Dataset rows
....
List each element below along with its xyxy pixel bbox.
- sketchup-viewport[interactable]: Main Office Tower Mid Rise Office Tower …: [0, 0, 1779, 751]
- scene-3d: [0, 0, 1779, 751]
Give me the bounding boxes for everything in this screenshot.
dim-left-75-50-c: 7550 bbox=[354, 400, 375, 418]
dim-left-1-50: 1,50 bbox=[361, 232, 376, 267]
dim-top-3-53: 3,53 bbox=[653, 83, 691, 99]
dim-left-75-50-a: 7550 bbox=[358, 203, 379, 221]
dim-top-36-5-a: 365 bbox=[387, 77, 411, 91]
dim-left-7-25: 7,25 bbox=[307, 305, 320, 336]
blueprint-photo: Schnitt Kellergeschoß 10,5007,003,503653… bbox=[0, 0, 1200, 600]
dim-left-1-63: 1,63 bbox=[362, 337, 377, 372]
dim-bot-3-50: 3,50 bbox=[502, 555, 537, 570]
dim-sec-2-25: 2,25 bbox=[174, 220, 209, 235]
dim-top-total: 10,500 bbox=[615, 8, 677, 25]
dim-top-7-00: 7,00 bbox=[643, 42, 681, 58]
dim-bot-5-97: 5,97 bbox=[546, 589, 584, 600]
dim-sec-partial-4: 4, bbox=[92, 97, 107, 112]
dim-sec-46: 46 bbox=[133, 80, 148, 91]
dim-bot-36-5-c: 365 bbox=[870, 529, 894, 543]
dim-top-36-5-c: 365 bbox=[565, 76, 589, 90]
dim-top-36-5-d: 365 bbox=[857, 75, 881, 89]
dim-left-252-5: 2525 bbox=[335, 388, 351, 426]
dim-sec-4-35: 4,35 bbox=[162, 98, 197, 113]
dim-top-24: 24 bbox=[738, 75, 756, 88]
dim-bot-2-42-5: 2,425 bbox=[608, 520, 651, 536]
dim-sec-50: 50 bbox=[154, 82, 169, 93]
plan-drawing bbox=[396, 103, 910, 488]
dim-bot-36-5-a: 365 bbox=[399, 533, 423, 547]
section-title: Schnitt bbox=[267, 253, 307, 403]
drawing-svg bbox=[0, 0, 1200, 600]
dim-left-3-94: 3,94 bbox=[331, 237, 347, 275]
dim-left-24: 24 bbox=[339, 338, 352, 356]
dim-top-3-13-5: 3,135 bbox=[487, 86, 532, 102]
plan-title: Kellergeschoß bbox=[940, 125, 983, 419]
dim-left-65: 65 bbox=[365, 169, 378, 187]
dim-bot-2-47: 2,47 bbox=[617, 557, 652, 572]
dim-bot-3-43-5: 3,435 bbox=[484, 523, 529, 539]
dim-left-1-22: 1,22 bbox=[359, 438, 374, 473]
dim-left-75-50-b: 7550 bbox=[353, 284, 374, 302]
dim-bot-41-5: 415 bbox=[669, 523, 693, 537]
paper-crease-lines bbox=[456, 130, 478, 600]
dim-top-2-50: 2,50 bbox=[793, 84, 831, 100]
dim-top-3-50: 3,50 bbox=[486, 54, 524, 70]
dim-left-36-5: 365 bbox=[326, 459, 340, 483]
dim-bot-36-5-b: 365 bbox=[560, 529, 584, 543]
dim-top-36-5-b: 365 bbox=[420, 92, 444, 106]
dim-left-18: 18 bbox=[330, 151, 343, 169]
....
> **PROBLEM TO WORK ON**:
Can you rewrite the records from the start through the line with "dim-top-36-5-c: 365 bbox=[565, 76, 589, 90]", swapping "bbox" for "box" and leaving everything else as it is?

> **THE RESPONSE**:
List each element below along with its xyxy pixel box.
- sketchup-viewport[interactable]: Main Office Tower Mid Rise Office Tower …: [0, 0, 1779, 751]
- scene-3d: [0, 0, 1779, 751]
Give me the bounding boxes for everything in this screenshot.
dim-left-75-50-c: 7550 box=[354, 400, 375, 418]
dim-left-1-50: 1,50 box=[361, 232, 376, 267]
dim-top-3-53: 3,53 box=[653, 83, 691, 99]
dim-left-75-50-a: 7550 box=[358, 203, 379, 221]
dim-top-36-5-a: 365 box=[387, 77, 411, 91]
dim-left-7-25: 7,25 box=[307, 305, 320, 336]
blueprint-photo: Schnitt Kellergeschoß 10,5007,003,503653… box=[0, 0, 1200, 600]
dim-left-1-63: 1,63 box=[362, 337, 377, 372]
dim-bot-3-50: 3,50 box=[502, 555, 537, 570]
dim-sec-2-25: 2,25 box=[174, 220, 209, 235]
dim-top-total: 10,500 box=[615, 8, 677, 25]
dim-top-7-00: 7,00 box=[643, 42, 681, 58]
dim-bot-5-97: 5,97 box=[546, 589, 584, 600]
dim-sec-partial-4: 4, box=[92, 97, 107, 112]
dim-sec-46: 46 box=[133, 80, 148, 91]
dim-bot-36-5-c: 365 box=[870, 529, 894, 543]
dim-top-36-5-c: 365 box=[565, 76, 589, 90]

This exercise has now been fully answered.